▸ **Short exercise**
Without the images, output each record below as it stands.

▸ **Records provided**
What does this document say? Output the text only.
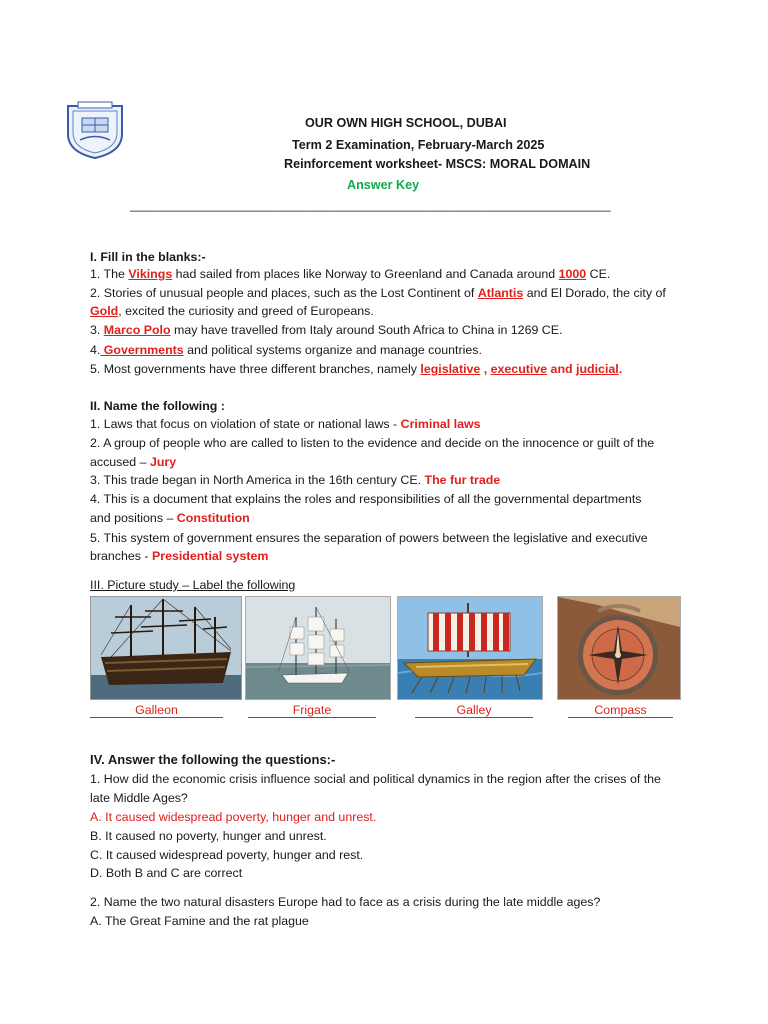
OUR OWN HIGH SCHOOL, DUBAI
Term 2 Examination, February-March 2025
Reinforcement worksheet- MSCS: MORAL DOMAIN
Answer Key
________________________________________________________________________
I. Fill in the blanks:-
1. The Vikings had sailed from places like Norway to Greenland and Canada around 1000 CE.
2. Stories of unusual people and places, such as the Lost Continent of Atlantis and El Dorado, the city of
Gold, excited the curiosity and greed of Europeans.
3. Marco Polo may have travelled from Italy around South Africa to China in 1269 CE.
4. Governments and political systems organize and manage countries.
5. Most governments have three different branches, namely legislative , executive and judicial.
II. Name the following :
1. Laws that focus on violation of state or national laws - Criminal laws
2. A group of people who are called to listen to the evidence and decide on the innocence or guilt of the
accused – Jury
3. This trade began in North America in the 16th century CE. The fur trade
4. This is a document that explains the roles and responsibilities of all the governmental departments
and positions – Constitution
5. This system of government ensures the separation of powers between the legislative and executive
branches - Presidential system
III. Picture study – Label the following
Galleon	Frigate	Galley	Compass
IV. Answer the following the questions:-
1. How did the economic crisis influence social and political dynamics in the region after the crises of the
late Middle Ages?
A. It caused widespread poverty, hunger and unrest.
B. It caused no poverty, hunger and unrest.
C. It caused widespread poverty, hunger and rest.
D. Both B and C are correct
2. Name the two natural disasters Europe had to face as a crisis during the late middle ages?
A. The Great Famine and the rat plague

▸ **The solution**
What does this document say? Output the text only.
OUR OWN HIGH SCHOOL, DUBAI
Term 2 Examination, February-March 2025
Reinforcement worksheet- MSCS: MORAL DOMAIN
Answer Key
________________________________________________________________________
I. Fill in the blanks:-
1. The Vikings had sailed from places like Norway to Greenland and Canada around 1000 CE.
2. Stories of unusual people and places, such as the Lost Continent of Atlantis and El Dorado, the city of
Gold, excited the curiosity and greed of Europeans.
3. Marco Polo may have travelled from Italy around South Africa to China in 1269 CE.
4. Governments and political systems organize and manage countries.
5. Most governments have three different branches, namely legislative , executive and judicial.
II. Name the following :
1. Laws that focus on violation of state or national laws - Criminal laws
2. A group of people who are called to listen to the evidence and decide on the innocence or guilt of the
accused – Jury
3. This trade began in North America in the 16th century CE. The fur trade
4. This is a document that explains the roles and responsibilities of all the governmental departments
and positions – Constitution
5. This system of government ensures the separation of powers between the legislative and executive
branches - Presidential system
III. Picture study – Label the following
Galleon	Frigate	Galley	Compass
IV. Answer the following the questions:-
1. How did the economic crisis influence social and political dynamics in the region after the crises of the
late Middle Ages?
A. It caused widespread poverty, hunger and unrest.
B. It caused no poverty, hunger and unrest.
C. It caused widespread poverty, hunger and rest.
D. Both B and C are correct
2. Name the two natural disasters Europe had to face as a crisis during the late middle ages?
A. The Great Famine and the rat plague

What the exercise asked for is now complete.